(Records contained in a dataset)

--- Start ---

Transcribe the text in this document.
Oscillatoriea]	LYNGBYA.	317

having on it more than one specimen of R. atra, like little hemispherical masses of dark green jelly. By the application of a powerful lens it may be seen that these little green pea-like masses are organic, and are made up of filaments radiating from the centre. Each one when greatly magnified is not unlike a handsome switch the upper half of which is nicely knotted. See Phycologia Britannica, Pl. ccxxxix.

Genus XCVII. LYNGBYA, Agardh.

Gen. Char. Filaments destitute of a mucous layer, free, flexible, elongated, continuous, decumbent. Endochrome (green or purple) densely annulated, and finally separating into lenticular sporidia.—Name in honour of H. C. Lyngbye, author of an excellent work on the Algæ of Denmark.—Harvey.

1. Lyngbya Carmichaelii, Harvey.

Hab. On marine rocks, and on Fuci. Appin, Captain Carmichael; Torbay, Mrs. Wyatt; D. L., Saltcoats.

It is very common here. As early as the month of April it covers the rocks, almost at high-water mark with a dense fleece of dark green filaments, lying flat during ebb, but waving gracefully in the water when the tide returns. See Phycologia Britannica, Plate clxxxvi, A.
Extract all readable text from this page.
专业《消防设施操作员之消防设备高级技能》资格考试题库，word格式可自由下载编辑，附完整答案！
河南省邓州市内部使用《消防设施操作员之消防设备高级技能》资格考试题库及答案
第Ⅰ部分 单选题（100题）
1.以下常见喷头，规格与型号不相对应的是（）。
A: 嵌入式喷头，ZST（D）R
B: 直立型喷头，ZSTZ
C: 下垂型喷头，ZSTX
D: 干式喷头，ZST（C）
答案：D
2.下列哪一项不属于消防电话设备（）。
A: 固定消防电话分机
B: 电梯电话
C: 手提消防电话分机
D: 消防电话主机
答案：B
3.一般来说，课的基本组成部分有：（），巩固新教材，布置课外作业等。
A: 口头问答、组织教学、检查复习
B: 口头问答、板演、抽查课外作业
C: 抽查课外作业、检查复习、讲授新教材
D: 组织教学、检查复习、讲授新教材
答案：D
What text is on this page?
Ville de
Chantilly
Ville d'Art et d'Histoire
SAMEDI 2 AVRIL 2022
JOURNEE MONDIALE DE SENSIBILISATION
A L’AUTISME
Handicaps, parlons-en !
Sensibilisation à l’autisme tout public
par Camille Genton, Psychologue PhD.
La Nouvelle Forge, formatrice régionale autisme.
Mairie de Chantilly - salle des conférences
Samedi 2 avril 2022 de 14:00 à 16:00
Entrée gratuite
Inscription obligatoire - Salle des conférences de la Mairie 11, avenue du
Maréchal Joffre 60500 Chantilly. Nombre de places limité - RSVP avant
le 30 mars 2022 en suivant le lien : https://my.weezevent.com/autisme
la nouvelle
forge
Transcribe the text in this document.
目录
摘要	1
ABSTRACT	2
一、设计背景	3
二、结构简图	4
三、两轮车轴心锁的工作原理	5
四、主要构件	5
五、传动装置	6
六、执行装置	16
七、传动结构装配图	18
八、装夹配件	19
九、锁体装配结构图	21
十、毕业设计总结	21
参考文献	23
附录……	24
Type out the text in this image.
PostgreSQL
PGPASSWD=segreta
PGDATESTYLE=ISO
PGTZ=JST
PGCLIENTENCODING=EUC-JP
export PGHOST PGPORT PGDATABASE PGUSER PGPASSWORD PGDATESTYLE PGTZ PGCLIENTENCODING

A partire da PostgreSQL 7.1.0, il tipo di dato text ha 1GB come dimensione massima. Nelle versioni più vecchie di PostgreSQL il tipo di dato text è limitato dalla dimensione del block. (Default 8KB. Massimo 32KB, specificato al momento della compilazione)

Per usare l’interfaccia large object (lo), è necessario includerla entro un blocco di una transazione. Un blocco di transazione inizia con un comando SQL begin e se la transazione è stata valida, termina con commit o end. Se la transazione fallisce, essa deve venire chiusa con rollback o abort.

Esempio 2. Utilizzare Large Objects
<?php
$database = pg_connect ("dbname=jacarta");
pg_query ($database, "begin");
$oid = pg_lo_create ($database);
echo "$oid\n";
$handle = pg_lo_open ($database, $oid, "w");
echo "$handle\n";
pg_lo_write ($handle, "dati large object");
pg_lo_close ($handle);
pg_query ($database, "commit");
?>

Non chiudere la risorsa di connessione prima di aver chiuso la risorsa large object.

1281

--- End ---

● **THE TASK**
Exactly as they are written, print the entries again.

● **RESPONSE FOR THIS EXERCISE**
Transcribe the text in this document.
Oscillatoriea]	LYNGBYA.	317

having on it more than one specimen of R. atra, like little hemispherical masses of dark green jelly. By the application of a powerful lens it may be seen that these little green pea-like masses are organic, and are made up of filaments radiating from the centre. Each one when greatly magnified is not unlike a handsome switch the upper half of which is nicely knotted. See Phycologia Britannica, Pl. ccxxxix.

Genus XCVII. LYNGBYA, Agardh.

Gen. Char. Filaments destitute of a mucous layer, free, flexible, elongated, continuous, decumbent. Endochrome (green or purple) densely annulated, and finally separating into lenticular sporidia.—Name in honour of H. C. Lyngbye, author of an excellent work on the Algæ of Denmark.—Harvey.

1. Lyngbya Carmichaelii, Harvey.

Hab. On marine rocks, and on Fuci. Appin, Captain Carmichael; Torbay, Mrs. Wyatt; D. L., Saltcoats.

It is very common here. As early as the month of April it covers the rocks, almost at high-water mark with a dense fleece of dark green filaments, lying flat during ebb, but waving gracefully in the water when the tide returns. See Phycologia Britannica, Plate clxxxvi, A.
Extract all readable text from this page.
专业《消防设施操作员之消防设备高级技能》资格考试题库，word格式可自由下载编辑，附完整答案！
河南省邓州市内部使用《消防设施操作员之消防设备高级技能》资格考试题库及答案
第Ⅰ部分 单选题（100题）
1.以下常见喷头，规格与型号不相对应的是（）。
A: 嵌入式喷头，ZST（D）R
B: 直立型喷头，ZSTZ
C: 下垂型喷头，ZSTX
D: 干式喷头，ZST（C）
答案：D
2.下列哪一项不属于消防电话设备（）。
A: 固定消防电话分机
B: 电梯电话
C: 手提消防电话分机
D: 消防电话主机
答案：B
3.一般来说，课的基本组成部分有：（），巩固新教材，布置课外作业等。
A: 口头问答、组织教学、检查复习
B: 口头问答、板演、抽查课外作业
C: 抽查课外作业、检查复习、讲授新教材
D: 组织教学、检查复习、讲授新教材
答案：D
What text is on this page?
Ville de
Chantilly
Ville d'Art et d'Histoire
SAMEDI 2 AVRIL 2022
JOURNEE MONDIALE DE SENSIBILISATION
A L’AUTISME
Handicaps, parlons-en !
Sensibilisation à l’autisme tout public
par Camille Genton, Psychologue PhD.
La Nouvelle Forge, formatrice régionale autisme.
Mairie de Chantilly - salle des conférences
Samedi 2 avril 2022 de 14:00 à 16:00
Entrée gratuite
Inscription obligatoire - Salle des conférences de la Mairie 11, avenue du
Maréchal Joffre 60500 Chantilly. Nombre de places limité - RSVP avant
le 30 mars 2022 en suivant le lien : https://my.weezevent.com/autisme
la nouvelle
forge
Transcribe the text in this document.
目录
摘要	1
ABSTRACT	2
一、设计背景	3
二、结构简图	4
三、两轮车轴心锁的工作原理	5
四、主要构件	5
五、传动装置	6
六、执行装置	16
七、传动结构装配图	18
八、装夹配件	19
九、锁体装配结构图	21
十、毕业设计总结	21
参考文献	23
附录……	24
Type out the text in this image.
PostgreSQL
PGPASSWD=segreta
PGDATESTYLE=ISO
PGTZ=JST
PGCLIENTENCODING=EUC-JP
export PGHOST PGPORT PGDATABASE PGUSER PGPASSWORD PGDATESTYLE PGTZ PGCLIENTENCODING

A partire da PostgreSQL 7.1.0, il tipo di dato text ha 1GB come dimensione massima. Nelle versioni più vecchie di PostgreSQL il tipo di dato text è limitato dalla dimensione del block. (Default 8KB. Massimo 32KB, specificato al momento della compilazione)

Per usare l’interfaccia large object (lo), è necessario includerla entro un blocco di una transazione. Un blocco di transazione inizia con un comando SQL begin e se la transazione è stata valida, termina con commit o end. Se la transazione fallisce, essa deve venire chiusa con rollback o abort.

Esempio 2. Utilizzare Large Objects
<?php
$database = pg_connect ("dbname=jacarta");
pg_query ($database, "begin");
$oid = pg_lo_create ($database);
echo "$oid\n";
$handle = pg_lo_open ($database, $oid, "w");
echo "$handle\n";
pg_lo_write ($handle, "dati large object");
pg_lo_close ($handle);
pg_query ($database, "commit");
?>

Non chiudere la risorsa di connessione prima di aver chiuso la risorsa large object.

1281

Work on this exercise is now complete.